Goal.
Across the entries below, how many lines contain the string "minot"? Give only the count.

##### Extracted data #####

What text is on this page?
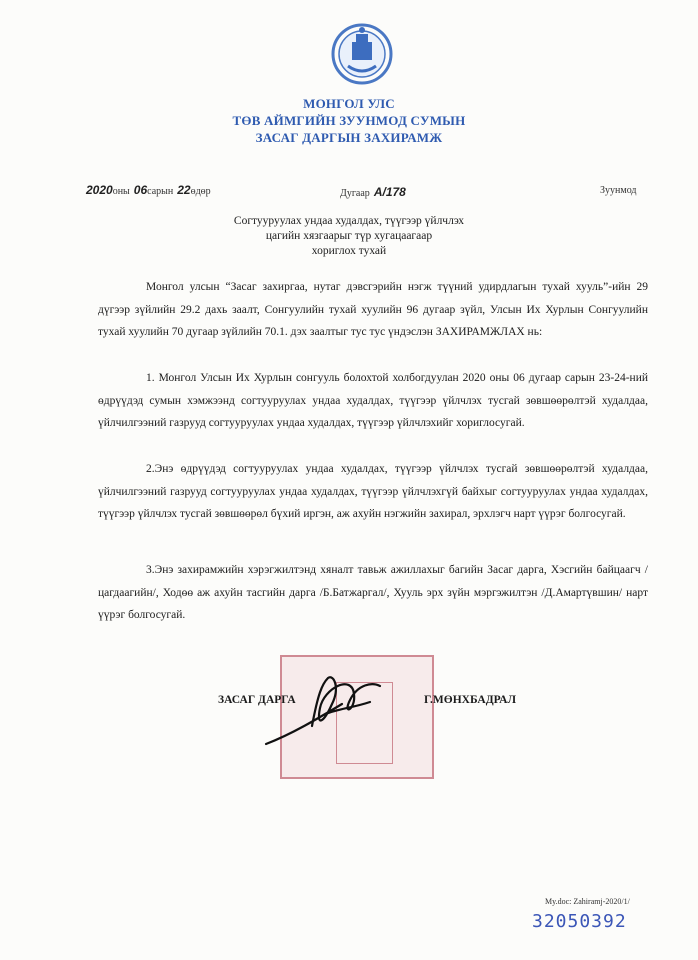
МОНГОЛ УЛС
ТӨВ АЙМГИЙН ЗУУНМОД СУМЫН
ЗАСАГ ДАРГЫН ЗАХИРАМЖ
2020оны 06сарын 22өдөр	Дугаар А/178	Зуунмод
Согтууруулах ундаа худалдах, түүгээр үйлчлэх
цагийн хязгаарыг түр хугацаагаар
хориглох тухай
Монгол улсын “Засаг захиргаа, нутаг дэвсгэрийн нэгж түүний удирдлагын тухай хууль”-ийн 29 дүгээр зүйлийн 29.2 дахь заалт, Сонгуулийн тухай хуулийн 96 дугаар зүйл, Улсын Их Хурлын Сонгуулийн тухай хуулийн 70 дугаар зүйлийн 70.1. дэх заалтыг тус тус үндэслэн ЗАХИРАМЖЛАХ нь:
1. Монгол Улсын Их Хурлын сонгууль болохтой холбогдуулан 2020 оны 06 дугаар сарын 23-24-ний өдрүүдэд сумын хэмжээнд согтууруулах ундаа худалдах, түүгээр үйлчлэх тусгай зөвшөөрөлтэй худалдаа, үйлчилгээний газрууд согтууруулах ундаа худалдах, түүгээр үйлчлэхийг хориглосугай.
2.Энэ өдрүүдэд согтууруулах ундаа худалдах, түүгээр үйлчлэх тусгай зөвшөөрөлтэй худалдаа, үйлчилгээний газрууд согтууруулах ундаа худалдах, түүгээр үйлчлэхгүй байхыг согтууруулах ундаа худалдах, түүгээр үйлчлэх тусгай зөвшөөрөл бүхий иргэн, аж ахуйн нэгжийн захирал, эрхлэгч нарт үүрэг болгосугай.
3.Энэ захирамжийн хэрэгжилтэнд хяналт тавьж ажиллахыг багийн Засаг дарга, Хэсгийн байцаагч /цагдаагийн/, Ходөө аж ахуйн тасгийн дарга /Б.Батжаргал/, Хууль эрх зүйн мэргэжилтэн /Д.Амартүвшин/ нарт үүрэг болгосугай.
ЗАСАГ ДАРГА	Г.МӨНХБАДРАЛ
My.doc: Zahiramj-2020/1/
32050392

#####
##### Extracted data #####

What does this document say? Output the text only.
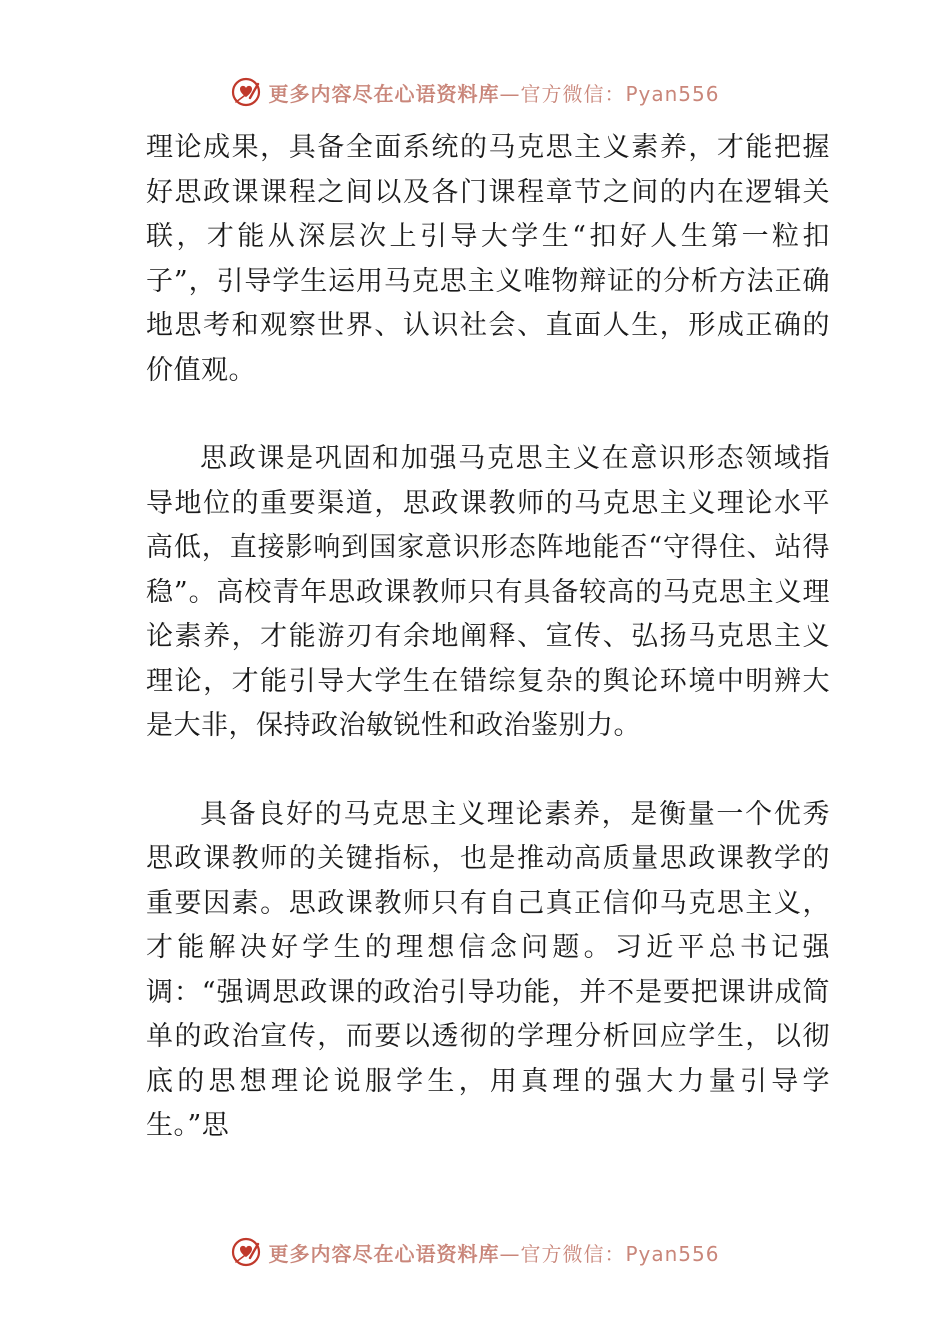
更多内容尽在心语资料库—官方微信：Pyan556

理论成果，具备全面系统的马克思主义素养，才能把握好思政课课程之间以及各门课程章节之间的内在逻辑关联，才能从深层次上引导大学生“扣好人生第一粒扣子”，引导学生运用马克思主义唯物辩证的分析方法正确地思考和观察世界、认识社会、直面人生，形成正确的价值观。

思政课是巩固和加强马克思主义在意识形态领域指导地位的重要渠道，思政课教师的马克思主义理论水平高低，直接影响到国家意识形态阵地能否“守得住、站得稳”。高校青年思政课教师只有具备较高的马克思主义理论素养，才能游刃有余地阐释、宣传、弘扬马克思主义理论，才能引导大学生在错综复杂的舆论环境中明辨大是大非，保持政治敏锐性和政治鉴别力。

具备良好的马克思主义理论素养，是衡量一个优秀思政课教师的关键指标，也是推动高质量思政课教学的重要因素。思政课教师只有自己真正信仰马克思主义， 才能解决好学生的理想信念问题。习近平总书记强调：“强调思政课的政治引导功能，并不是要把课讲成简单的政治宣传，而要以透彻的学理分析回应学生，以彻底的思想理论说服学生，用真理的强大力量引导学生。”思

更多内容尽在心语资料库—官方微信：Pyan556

#####
##### Extracted data #####

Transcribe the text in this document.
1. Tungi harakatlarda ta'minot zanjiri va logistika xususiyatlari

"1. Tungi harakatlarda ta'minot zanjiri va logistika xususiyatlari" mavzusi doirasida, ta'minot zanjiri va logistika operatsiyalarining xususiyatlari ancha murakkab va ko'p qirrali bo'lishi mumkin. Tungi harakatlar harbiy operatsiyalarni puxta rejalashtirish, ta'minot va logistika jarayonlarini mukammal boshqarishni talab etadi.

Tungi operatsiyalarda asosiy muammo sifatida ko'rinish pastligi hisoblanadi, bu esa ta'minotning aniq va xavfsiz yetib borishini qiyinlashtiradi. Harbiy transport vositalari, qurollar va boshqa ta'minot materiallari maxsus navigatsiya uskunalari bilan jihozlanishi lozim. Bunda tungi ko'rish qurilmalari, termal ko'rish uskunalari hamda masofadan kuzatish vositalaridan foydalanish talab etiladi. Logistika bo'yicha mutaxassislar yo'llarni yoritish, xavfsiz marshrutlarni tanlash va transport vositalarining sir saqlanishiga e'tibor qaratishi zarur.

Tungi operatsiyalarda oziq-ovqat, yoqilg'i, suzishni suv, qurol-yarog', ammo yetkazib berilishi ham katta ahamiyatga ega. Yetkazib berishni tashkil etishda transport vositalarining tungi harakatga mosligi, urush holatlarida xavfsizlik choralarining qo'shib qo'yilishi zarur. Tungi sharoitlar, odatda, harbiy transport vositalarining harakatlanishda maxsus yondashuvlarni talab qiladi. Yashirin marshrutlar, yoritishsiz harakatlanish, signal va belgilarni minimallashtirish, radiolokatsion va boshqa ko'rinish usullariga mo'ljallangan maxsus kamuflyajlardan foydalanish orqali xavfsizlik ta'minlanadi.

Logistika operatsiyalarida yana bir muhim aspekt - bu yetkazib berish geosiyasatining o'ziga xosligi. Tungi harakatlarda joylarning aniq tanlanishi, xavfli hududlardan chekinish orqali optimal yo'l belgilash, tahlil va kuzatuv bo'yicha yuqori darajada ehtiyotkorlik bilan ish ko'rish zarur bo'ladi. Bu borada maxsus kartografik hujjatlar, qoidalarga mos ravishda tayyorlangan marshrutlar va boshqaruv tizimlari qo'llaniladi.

#####

Full solution.
3